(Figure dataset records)
━━━━━━━━━━

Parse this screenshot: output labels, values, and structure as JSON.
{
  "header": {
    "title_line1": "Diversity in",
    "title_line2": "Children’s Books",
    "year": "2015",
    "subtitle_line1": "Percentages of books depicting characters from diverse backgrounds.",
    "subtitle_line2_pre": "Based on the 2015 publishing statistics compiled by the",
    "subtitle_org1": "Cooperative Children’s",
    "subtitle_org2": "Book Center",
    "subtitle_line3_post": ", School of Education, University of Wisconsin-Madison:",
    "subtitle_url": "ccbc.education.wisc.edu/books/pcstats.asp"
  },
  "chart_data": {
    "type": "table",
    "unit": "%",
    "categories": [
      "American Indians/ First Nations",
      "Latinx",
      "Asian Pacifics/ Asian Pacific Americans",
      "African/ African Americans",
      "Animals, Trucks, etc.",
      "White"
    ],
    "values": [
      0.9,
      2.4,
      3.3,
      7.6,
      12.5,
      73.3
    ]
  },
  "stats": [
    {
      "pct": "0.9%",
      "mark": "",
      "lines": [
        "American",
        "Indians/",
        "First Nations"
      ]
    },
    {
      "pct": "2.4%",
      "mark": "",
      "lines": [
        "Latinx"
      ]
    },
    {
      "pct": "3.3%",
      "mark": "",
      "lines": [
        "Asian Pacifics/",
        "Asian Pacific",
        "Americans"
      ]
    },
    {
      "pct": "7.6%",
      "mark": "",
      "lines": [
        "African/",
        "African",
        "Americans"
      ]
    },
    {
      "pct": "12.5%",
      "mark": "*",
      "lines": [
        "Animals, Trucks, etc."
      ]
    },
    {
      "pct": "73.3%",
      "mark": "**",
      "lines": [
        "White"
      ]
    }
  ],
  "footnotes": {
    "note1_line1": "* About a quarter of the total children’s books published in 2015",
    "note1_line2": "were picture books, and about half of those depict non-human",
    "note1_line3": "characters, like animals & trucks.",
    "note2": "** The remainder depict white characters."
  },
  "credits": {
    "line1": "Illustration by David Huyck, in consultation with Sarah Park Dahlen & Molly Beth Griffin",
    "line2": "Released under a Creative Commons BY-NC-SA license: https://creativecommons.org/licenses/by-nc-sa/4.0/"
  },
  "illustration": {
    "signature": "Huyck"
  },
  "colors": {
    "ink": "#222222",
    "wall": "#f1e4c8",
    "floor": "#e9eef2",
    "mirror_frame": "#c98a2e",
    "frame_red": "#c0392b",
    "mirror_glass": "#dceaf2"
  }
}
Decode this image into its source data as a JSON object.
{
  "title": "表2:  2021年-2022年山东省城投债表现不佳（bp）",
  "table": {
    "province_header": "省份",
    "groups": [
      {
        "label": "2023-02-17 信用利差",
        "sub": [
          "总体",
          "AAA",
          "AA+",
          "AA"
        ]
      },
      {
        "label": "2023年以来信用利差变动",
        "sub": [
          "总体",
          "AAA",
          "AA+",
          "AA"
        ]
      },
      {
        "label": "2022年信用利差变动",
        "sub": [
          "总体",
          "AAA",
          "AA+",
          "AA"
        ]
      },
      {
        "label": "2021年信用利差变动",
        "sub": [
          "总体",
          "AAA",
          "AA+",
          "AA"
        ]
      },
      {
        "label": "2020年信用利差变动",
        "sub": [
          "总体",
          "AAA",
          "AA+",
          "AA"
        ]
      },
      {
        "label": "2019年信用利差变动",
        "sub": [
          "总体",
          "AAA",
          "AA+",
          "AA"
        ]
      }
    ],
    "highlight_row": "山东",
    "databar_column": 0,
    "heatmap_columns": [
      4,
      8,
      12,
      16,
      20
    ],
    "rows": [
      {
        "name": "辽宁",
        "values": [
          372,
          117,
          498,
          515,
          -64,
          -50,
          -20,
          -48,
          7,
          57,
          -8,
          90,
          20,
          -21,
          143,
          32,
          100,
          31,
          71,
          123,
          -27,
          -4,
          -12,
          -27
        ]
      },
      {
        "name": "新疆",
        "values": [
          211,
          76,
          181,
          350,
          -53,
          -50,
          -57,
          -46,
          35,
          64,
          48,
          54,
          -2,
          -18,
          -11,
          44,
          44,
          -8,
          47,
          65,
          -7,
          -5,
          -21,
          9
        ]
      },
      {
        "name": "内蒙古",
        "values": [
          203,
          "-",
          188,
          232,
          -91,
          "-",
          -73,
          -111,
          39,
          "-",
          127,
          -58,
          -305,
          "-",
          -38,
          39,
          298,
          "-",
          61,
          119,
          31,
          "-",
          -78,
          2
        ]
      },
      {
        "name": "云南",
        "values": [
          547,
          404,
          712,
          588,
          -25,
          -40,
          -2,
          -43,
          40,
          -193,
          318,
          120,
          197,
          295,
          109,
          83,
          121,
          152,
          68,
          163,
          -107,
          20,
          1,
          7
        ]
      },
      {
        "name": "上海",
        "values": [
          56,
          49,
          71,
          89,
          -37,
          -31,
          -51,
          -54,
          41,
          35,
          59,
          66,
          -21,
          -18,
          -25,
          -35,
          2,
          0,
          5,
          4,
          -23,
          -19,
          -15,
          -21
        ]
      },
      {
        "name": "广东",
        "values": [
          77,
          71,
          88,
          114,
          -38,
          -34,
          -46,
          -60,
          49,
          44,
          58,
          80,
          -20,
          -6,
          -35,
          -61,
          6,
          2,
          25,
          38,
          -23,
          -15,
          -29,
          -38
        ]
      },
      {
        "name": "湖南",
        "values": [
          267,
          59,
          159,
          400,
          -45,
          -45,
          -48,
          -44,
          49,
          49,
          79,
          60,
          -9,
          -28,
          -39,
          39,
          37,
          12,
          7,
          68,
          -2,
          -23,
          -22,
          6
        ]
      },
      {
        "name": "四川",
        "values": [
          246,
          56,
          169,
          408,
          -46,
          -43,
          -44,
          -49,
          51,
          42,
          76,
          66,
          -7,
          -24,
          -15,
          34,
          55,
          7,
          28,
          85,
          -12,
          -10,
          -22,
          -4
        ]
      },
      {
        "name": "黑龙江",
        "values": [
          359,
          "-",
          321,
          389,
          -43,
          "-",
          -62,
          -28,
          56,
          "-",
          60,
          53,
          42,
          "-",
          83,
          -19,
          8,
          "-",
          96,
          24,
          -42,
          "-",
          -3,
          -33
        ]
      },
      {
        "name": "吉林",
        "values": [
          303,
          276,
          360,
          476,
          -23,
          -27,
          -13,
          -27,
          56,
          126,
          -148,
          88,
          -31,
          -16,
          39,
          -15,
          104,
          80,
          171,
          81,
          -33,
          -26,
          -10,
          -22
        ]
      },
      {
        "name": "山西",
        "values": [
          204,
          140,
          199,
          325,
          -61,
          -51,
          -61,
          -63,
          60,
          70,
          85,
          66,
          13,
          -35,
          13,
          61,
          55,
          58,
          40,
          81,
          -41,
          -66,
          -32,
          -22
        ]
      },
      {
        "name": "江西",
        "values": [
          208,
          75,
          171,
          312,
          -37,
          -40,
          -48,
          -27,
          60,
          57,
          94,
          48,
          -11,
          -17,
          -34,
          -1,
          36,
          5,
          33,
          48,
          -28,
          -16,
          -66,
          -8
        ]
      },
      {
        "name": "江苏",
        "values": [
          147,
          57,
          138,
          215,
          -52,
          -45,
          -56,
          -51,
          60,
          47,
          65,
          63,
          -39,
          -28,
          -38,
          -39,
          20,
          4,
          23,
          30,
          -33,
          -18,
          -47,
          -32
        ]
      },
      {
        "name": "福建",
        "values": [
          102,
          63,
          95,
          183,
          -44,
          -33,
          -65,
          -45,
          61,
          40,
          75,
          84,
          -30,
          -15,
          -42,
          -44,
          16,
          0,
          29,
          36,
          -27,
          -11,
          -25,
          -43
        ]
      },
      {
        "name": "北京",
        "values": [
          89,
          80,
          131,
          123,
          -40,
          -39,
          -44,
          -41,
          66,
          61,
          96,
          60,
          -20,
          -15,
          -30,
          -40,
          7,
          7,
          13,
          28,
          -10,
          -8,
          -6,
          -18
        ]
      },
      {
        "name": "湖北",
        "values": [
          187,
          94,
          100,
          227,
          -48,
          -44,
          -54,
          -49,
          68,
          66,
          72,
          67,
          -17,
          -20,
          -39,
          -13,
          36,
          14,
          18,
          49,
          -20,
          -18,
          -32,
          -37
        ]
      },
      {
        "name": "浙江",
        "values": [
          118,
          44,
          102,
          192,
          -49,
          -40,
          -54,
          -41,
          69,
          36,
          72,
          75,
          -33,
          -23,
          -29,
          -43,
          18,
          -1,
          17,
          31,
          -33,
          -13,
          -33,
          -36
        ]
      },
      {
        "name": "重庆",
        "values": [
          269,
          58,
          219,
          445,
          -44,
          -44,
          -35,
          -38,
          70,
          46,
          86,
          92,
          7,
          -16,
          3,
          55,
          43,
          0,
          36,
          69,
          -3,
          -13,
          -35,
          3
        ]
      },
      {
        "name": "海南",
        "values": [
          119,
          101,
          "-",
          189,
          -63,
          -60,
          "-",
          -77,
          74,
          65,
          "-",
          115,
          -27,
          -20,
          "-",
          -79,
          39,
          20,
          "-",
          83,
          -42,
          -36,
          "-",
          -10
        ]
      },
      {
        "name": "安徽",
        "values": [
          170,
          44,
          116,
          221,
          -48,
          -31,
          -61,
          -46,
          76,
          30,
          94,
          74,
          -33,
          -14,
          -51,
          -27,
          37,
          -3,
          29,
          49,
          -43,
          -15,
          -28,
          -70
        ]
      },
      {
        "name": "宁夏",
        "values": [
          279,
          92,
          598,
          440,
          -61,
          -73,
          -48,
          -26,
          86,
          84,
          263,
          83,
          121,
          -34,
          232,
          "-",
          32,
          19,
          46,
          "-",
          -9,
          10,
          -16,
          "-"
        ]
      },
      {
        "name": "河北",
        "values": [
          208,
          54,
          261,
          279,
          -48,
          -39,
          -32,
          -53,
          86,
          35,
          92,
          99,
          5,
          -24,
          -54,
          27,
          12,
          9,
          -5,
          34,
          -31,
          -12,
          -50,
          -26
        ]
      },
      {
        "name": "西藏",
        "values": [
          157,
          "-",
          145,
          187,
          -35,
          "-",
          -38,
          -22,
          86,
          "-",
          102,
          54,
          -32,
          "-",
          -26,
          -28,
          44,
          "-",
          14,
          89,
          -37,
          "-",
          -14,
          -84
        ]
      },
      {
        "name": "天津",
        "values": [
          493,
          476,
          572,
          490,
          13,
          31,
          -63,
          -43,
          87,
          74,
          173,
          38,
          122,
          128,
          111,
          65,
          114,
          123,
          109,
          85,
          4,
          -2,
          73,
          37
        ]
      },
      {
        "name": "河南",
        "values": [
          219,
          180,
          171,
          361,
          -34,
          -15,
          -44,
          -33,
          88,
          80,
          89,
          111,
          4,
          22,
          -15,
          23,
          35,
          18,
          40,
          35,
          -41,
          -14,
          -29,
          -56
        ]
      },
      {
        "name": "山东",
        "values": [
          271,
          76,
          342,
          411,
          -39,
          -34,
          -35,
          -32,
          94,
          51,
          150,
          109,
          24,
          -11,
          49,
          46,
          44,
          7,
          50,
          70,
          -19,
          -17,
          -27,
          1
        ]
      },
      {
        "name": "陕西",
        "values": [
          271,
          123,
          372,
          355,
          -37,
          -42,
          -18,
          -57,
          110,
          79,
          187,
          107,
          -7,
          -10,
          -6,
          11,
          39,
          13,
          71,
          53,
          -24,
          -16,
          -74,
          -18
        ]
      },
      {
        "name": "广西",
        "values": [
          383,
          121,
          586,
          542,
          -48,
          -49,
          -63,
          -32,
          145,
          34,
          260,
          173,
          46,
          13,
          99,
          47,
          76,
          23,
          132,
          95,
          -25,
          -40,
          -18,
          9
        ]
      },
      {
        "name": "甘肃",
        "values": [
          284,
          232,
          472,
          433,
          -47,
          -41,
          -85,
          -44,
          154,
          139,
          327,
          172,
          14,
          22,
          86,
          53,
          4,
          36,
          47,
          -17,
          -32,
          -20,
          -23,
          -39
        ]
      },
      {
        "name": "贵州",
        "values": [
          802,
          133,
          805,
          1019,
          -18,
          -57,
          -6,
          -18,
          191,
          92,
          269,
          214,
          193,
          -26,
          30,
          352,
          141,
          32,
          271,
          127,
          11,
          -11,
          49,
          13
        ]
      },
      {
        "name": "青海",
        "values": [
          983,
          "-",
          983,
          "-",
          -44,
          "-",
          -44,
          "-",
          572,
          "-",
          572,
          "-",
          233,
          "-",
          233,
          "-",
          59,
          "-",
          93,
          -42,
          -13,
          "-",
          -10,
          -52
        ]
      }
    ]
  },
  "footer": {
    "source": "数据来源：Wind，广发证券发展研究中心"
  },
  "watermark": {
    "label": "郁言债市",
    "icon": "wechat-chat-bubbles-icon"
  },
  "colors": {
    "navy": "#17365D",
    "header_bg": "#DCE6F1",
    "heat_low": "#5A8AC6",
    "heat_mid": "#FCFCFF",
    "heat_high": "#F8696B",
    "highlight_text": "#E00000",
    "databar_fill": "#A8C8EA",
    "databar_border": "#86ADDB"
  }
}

━━━━━━━━━━

• _REQUIRED TASK_:
Search the entries for the word "Nations", then gather every line that has it.

• _SOLUTION TO THIS PROBLEM_:
      "American Indians/ First Nations",
        "First Nations"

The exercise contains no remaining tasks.